Render the following material again verbatim, leaving nothing out.

--- START Source material ---

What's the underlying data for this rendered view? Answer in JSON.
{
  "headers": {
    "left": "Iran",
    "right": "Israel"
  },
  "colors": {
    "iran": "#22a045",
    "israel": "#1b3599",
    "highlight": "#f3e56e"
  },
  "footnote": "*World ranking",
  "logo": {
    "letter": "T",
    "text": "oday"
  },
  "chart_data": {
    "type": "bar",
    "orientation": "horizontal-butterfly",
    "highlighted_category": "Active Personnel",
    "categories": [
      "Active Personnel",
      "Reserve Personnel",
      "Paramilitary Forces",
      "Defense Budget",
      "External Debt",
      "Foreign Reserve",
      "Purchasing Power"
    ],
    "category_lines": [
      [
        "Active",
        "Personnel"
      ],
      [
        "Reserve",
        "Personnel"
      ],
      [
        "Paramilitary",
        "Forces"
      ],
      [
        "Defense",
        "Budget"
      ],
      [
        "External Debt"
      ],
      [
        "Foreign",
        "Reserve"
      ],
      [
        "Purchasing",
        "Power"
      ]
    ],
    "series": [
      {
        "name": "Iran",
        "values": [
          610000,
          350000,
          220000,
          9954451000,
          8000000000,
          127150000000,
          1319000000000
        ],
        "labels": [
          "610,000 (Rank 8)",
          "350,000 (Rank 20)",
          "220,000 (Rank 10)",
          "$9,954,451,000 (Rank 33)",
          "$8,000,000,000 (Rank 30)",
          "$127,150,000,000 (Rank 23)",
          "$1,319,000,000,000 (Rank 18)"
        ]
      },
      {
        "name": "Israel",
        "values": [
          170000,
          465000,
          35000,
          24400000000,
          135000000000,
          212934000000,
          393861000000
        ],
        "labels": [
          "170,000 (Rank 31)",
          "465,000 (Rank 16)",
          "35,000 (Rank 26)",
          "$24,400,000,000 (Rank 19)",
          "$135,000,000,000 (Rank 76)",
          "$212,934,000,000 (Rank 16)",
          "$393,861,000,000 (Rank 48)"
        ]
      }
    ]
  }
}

--- END Source material ---

- **Output below**
What's the underlying data for this rendered view? Answer in JSON.
{
  "headers": {
    "left": "Iran",
    "right": "Israel"
  },
  "colors": {
    "iran": "#22a045",
    "israel": "#1b3599",
    "highlight": "#f3e56e"
  },
  "footnote": "*World ranking",
  "logo": {
    "letter": "T",
    "text": "oday"
  },
  "chart_data": {
    "type": "bar",
    "orientation": "horizontal-butterfly",
    "highlighted_category": "Active Personnel",
    "categories": [
      "Active Personnel",
      "Reserve Personnel",
      "Paramilitary Forces",
      "Defense Budget",
      "External Debt",
      "Foreign Reserve",
      "Purchasing Power"
    ],
    "category_lines": [
      [
        "Active",
        "Personnel"
      ],
      [
        "Reserve",
        "Personnel"
      ],
      [
        "Paramilitary",
        "Forces"
      ],
      [
        "Defense",
        "Budget"
      ],
      [
        "External Debt"
      ],
      [
        "Foreign",
        "Reserve"
      ],
      [
        "Purchasing",
        "Power"
      ]
    ],
    "series": [
      {
        "name": "Iran",
        "values": [
          610000,
          350000,
          220000,
          9954451000,
          8000000000,
          127150000000,
          1319000000000
        ],
        "labels": [
          "610,000 (Rank 8)",
          "350,000 (Rank 20)",
          "220,000 (Rank 10)",
          "$9,954,451,000 (Rank 33)",
          "$8,000,000,000 (Rank 30)",
          "$127,150,000,000 (Rank 23)",
          "$1,319,000,000,000 (Rank 18)"
        ]
      },
      {
        "name": "Israel",
        "values": [
          170000,
          465000,
          35000,
          24400000000,
          135000000000,
          212934000000,
          393861000000
        ],
        "labels": [
          "170,000 (Rank 31)",
          "465,000 (Rank 16)",
          "35,000 (Rank 26)",
          "$24,400,000,000 (Rank 19)",
          "$135,000,000,000 (Rank 76)",
          "$212,934,000,000 (Rank 16)",
          "$393,861,000,000 (Rank 48)"
        ]
      }
    ]
  }
}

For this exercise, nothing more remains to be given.